> [Written problem]: Each entry below is to be transcribed exactly.

Source records
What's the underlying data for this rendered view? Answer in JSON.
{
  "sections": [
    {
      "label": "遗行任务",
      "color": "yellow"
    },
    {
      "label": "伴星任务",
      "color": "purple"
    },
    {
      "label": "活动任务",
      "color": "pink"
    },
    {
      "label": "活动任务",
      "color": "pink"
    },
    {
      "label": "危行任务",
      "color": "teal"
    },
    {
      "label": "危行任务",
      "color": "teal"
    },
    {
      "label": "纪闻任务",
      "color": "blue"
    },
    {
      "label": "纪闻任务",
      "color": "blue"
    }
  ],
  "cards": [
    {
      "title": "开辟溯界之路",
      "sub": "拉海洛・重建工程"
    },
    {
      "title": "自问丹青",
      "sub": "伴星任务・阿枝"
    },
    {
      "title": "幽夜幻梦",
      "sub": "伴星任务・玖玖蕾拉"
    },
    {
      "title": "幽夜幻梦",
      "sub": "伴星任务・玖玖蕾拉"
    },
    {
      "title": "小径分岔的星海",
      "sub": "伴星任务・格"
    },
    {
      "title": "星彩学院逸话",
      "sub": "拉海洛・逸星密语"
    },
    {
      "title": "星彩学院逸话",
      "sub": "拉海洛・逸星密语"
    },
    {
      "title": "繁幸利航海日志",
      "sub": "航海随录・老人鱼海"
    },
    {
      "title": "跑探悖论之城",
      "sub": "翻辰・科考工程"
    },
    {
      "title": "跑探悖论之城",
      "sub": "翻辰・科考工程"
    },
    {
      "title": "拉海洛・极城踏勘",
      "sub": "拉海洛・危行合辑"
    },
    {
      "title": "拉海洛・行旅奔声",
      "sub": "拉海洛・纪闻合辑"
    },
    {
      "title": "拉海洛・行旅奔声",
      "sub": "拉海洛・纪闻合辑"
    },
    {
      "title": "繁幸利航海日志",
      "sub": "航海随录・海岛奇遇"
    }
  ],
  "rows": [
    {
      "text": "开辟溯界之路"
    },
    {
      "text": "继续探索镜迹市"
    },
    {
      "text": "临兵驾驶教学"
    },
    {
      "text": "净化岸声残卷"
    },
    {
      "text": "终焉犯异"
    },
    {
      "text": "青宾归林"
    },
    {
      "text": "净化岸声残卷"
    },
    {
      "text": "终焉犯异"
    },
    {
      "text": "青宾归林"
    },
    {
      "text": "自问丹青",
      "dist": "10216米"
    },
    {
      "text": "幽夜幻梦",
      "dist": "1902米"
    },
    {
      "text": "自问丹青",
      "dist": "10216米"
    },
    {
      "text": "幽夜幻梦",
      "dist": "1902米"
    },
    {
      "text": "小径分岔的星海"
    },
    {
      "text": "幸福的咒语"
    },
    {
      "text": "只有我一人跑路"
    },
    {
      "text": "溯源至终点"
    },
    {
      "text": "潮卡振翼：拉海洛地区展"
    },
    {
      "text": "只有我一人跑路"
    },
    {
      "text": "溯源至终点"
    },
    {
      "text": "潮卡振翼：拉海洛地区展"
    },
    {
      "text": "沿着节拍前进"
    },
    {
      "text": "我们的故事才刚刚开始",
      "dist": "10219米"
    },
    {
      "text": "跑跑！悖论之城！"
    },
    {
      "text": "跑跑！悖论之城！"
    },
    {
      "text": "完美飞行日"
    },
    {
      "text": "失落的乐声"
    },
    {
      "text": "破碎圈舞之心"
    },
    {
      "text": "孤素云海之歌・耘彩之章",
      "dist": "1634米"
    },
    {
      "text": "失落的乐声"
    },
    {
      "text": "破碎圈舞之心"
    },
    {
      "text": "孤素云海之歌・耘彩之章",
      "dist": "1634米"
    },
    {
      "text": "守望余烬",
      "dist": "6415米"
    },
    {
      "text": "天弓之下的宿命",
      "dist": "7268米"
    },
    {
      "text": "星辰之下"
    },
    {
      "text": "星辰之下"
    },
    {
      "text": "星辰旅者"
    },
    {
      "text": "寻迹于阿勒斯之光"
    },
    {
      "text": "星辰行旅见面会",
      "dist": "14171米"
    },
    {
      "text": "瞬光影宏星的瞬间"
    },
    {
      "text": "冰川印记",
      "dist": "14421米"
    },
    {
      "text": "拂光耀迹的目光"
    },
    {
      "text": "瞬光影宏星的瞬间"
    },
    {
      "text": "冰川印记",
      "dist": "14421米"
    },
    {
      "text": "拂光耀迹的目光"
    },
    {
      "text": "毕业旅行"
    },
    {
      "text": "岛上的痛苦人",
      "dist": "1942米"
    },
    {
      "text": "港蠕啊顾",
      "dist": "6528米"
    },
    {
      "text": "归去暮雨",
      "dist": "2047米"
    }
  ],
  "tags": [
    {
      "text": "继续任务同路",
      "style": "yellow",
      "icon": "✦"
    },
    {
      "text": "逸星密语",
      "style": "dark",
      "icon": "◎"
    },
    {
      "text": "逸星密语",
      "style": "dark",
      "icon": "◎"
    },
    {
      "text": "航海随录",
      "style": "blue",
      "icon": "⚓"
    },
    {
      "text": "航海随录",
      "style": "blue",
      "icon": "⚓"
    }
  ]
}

> [Written response]:
What's the underlying data for this rendered view? Answer in JSON.
{
  "sections": [
    {
      "label": "遗行任务",
      "color": "yellow"
    },
    {
      "label": "伴星任务",
      "color": "purple"
    },
    {
      "label": "活动任务",
      "color": "pink"
    },
    {
      "label": "活动任务",
      "color": "pink"
    },
    {
      "label": "危行任务",
      "color": "teal"
    },
    {
      "label": "危行任务",
      "color": "teal"
    },
    {
      "label": "纪闻任务",
      "color": "blue"
    },
    {
      "label": "纪闻任务",
      "color": "blue"
    }
  ],
  "cards": [
    {
      "title": "开辟溯界之路",
      "sub": "拉海洛・重建工程"
    },
    {
      "title": "自问丹青",
      "sub": "伴星任务・阿枝"
    },
    {
      "title": "幽夜幻梦",
      "sub": "伴星任务・玖玖蕾拉"
    },
    {
      "title": "幽夜幻梦",
      "sub": "伴星任务・玖玖蕾拉"
    },
    {
      "title": "小径分岔的星海",
      "sub": "伴星任务・格"
    },
    {
      "title": "星彩学院逸话",
      "sub": "拉海洛・逸星密语"
    },
    {
      "title": "星彩学院逸话",
      "sub": "拉海洛・逸星密语"
    },
    {
      "title": "繁幸利航海日志",
      "sub": "航海随录・老人鱼海"
    },
    {
      "title": "跑探悖论之城",
      "sub": "翻辰・科考工程"
    },
    {
      "title": "跑探悖论之城",
      "sub": "翻辰・科考工程"
    },
    {
      "title": "拉海洛・极城踏勘",
      "sub": "拉海洛・危行合辑"
    },
    {
      "title": "拉海洛・行旅奔声",
      "sub": "拉海洛・纪闻合辑"
    },
    {
      "title": "拉海洛・行旅奔声",
      "sub": "拉海洛・纪闻合辑"
    },
    {
      "title": "繁幸利航海日志",
      "sub": "航海随录・海岛奇遇"
    }
  ],
  "rows": [
    {
      "text": "开辟溯界之路"
    },
    {
      "text": "继续探索镜迹市"
    },
    {
      "text": "临兵驾驶教学"
    },
    {
      "text": "净化岸声残卷"
    },
    {
      "text": "终焉犯异"
    },
    {
      "text": "青宾归林"
    },
    {
      "text": "净化岸声残卷"
    },
    {
      "text": "终焉犯异"
    },
    {
      "text": "青宾归林"
    },
    {
      "text": "自问丹青",
      "dist": "10216米"
    },
    {
      "text": "幽夜幻梦",
      "dist": "1902米"
    },
    {
      "text": "自问丹青",
      "dist": "10216米"
    },
    {
      "text": "幽夜幻梦",
      "dist": "1902米"
    },
    {
      "text": "小径分岔的星海"
    },
    {
      "text": "幸福的咒语"
    },
    {
      "text": "只有我一人跑路"
    },
    {
      "text": "溯源至终点"
    },
    {
      "text": "潮卡振翼：拉海洛地区展"
    },
    {
      "text": "只有我一人跑路"
    },
    {
      "text": "溯源至终点"
    },
    {
      "text": "潮卡振翼：拉海洛地区展"
    },
    {
      "text": "沿着节拍前进"
    },
    {
      "text": "我们的故事才刚刚开始",
      "dist": "10219米"
    },
    {
      "text": "跑跑！悖论之城！"
    },
    {
      "text": "跑跑！悖论之城！"
    },
    {
      "text": "完美飞行日"
    },
    {
      "text": "失落的乐声"
    },
    {
      "text": "破碎圈舞之心"
    },
    {
      "text": "孤素云海之歌・耘彩之章",
      "dist": "1634米"
    },
    {
      "text": "失落的乐声"
    },
    {
      "text": "破碎圈舞之心"
    },
    {
      "text": "孤素云海之歌・耘彩之章",
      "dist": "1634米"
    },
    {
      "text": "守望余烬",
      "dist": "6415米"
    },
    {
      "text": "天弓之下的宿命",
      "dist": "7268米"
    },
    {
      "text": "星辰之下"
    },
    {
      "text": "星辰之下"
    },
    {
      "text": "星辰旅者"
    },
    {
      "text": "寻迹于阿勒斯之光"
    },
    {
      "text": "星辰行旅见面会",
      "dist": "14171米"
    },
    {
      "text": "瞬光影宏星的瞬间"
    },
    {
      "text": "冰川印记",
      "dist": "14421米"
    },
    {
      "text": "拂光耀迹的目光"
    },
    {
      "text": "瞬光影宏星的瞬间"
    },
    {
      "text": "冰川印记",
      "dist": "14421米"
    },
    {
      "text": "拂光耀迹的目光"
    },
    {
      "text": "毕业旅行"
    },
    {
      "text": "岛上的痛苦人",
      "dist": "1942米"
    },
    {
      "text": "港蠕啊顾",
      "dist": "6528米"
    },
    {
      "text": "归去暮雨",
      "dist": "2047米"
    }
  ],
  "tags": [
    {
      "text": "继续任务同路",
      "style": "yellow",
      "icon": "✦"
    },
    {
      "text": "逸星密语",
      "style": "dark",
      "icon": "◎"
    },
    {
      "text": "逸星密语",
      "style": "dark",
      "icon": "◎"
    },
    {
      "text": "航海随录",
      "style": "blue",
      "icon": "⚓"
    },
    {
      "text": "航海随录",
      "style": "blue",
      "icon": "⚓"
    }
  ]
}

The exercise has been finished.